Required work -> In the article on the Columbus unicorn analogy, what did the Ottoman Empire impose after it captured Constantinople in 1453?
━━━━━ Given text
The Columbus Unicorn Analogy: What 16th-Century Venture Capital May Reveal About Today’s Confusing AI-Disrupted Global VC Landscape 752
Half a millennium ago, a Genoese sailor named Christopher Columbus faced repeated rejections from several European courts. Eventually he persuaded the Spanish Crown to fund his daring plan to sail westward toward Asia. Spain in essence became a Renaissance venture capitalist. It supplied capital for a high-risk voyage that offered asymmetric upside and only modest immediate risk to the Crown. Columbus reached the New World in 1492. The expedition exceeded every reasonable expectation and opened vast new territories and resources.
After this 'breakthrough', European powers diverged sharply in their responses to this discovery. Their long-term outcomes depended far less on the initial breakthrough and far more on the institutions and systems each built around it. Some extracted quick wealth and later declined, others constructed frameworks that allowed gains to compound across generations. This historical pattern may offer a thoughtful perspective on the current venture capital environment.
AI is a disruptive force that continues to challenge established assumptions about moats, scale, defensibility, unit economics, capital efficiency, and sustainable competitive advantage. The present moment feels especially ambiguous. We witnessed the so-called SaaS apocalypse, followed by intense enthusiasm for agents, then, AI-native companies, then deeper questions about whether enduring value will come from ambitious system-level platforms resembling advanced versions of ServiceNow, Palantir. At the same time, enormous sums of capital flow into current datacenters, chip fabrication plants, and energy infrastructure. Yet possible advances in the physics of computation, including photonics and light-based systems, quantum approaches, neuromorphic designs, or entirely new paradigm may mean terminal value is fragile if depreciation cycles are longer than efficiency cycles.
In this environment where uncertainty and possibility coexist, the lessons from the Age of Discovery may provide useful reflection.
After the Ottoman Empire captured Constantinople in 1453, it imposed heavy restrictions on traditional Silk Road routes. European merchants encountered rising costs and blocked access to Asian goods. This structural bottleneck created widespread pressure for innovation. Columbus presented Spain with a classic power-law opportunity. He proposed a western route that could deliver massive rewards in trade, territory, and resources. Spain accepted the wager that other courts had passed on.
━━━━━━━━━━
━━━━━ Record set
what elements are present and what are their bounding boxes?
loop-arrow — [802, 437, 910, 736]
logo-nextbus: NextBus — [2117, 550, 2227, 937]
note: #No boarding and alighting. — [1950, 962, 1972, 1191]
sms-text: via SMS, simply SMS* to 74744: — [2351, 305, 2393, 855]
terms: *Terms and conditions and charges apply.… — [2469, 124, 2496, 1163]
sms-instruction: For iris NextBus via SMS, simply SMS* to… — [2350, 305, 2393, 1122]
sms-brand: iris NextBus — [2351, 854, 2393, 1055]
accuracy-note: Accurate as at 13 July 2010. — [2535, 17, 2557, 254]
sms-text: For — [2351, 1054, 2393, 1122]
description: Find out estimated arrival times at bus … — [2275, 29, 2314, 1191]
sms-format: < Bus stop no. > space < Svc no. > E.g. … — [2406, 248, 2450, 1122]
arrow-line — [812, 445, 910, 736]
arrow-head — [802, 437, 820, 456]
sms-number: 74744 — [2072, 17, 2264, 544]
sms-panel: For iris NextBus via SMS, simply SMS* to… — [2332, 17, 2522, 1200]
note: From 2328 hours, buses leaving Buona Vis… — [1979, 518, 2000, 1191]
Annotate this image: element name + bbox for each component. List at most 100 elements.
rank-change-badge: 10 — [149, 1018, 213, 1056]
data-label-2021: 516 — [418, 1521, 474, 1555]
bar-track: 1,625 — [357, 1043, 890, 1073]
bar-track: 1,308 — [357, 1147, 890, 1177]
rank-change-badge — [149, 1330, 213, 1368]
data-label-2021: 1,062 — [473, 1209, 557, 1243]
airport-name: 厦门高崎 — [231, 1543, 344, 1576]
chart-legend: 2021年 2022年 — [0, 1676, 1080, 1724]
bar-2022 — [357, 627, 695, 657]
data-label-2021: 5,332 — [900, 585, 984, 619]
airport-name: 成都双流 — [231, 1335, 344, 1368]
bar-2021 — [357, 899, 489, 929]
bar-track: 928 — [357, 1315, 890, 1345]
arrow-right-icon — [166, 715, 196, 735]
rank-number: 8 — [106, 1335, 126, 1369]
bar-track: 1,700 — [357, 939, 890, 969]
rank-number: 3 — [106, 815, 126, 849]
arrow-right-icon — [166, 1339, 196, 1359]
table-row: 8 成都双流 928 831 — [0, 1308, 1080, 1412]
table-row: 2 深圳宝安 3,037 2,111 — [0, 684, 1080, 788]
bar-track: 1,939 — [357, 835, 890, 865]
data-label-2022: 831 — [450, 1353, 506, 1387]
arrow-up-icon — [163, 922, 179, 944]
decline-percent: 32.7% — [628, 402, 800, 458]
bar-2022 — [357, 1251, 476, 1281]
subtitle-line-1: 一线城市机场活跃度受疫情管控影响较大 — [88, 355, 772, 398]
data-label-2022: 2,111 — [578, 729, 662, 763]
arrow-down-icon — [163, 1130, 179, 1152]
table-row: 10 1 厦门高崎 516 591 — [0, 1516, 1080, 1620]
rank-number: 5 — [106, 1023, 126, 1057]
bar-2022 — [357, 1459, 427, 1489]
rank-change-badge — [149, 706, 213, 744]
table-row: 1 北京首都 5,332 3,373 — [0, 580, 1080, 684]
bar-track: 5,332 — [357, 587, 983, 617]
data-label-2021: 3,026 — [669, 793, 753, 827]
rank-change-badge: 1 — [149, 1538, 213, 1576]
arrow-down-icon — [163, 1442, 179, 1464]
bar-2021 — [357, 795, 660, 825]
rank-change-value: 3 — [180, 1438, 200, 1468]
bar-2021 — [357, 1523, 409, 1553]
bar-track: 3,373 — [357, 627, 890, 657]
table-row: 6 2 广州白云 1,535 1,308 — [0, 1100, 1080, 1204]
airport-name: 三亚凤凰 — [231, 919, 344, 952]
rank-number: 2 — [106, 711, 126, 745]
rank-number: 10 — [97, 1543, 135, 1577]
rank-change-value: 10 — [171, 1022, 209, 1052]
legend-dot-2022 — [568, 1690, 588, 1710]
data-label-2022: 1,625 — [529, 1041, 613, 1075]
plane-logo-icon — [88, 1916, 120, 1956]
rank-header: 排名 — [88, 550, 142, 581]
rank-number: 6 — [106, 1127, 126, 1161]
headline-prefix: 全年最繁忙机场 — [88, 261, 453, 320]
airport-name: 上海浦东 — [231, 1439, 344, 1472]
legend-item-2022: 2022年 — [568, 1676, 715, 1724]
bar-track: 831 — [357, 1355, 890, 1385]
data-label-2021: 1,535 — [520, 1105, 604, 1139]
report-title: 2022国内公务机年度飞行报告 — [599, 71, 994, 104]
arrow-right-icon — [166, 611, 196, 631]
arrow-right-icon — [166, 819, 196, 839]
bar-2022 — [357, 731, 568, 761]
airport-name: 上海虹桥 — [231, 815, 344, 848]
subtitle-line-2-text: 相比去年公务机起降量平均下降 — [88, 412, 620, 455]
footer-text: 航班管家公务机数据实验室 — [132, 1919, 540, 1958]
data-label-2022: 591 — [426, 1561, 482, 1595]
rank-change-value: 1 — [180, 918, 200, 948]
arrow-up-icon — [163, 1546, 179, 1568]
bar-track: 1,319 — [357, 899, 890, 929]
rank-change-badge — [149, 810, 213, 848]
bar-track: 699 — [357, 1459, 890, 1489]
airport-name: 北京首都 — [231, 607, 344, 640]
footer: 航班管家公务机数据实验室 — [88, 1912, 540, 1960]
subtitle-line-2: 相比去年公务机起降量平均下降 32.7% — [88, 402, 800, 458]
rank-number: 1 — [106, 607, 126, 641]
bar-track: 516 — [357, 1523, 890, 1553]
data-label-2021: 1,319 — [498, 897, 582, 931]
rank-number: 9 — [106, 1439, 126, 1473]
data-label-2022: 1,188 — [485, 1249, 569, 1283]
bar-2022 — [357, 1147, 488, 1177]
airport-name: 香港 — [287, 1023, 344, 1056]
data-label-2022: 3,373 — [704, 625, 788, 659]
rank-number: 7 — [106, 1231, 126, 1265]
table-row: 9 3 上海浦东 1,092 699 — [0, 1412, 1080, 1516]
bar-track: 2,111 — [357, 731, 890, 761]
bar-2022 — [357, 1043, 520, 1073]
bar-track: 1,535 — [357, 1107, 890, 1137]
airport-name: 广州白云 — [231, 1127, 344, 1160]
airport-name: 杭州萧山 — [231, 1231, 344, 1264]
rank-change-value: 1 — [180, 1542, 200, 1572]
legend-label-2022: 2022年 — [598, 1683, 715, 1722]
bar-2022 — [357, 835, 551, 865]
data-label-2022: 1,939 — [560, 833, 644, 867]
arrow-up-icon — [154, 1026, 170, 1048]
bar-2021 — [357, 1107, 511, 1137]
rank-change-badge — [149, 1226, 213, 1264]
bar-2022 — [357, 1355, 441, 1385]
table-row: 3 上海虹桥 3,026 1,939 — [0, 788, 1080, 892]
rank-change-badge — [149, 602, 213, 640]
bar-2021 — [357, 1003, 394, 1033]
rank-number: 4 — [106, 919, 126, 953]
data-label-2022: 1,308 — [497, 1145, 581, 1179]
━━━━━━━━━━
Finished task -> Heavy restrictions on traditional Silk Road routes.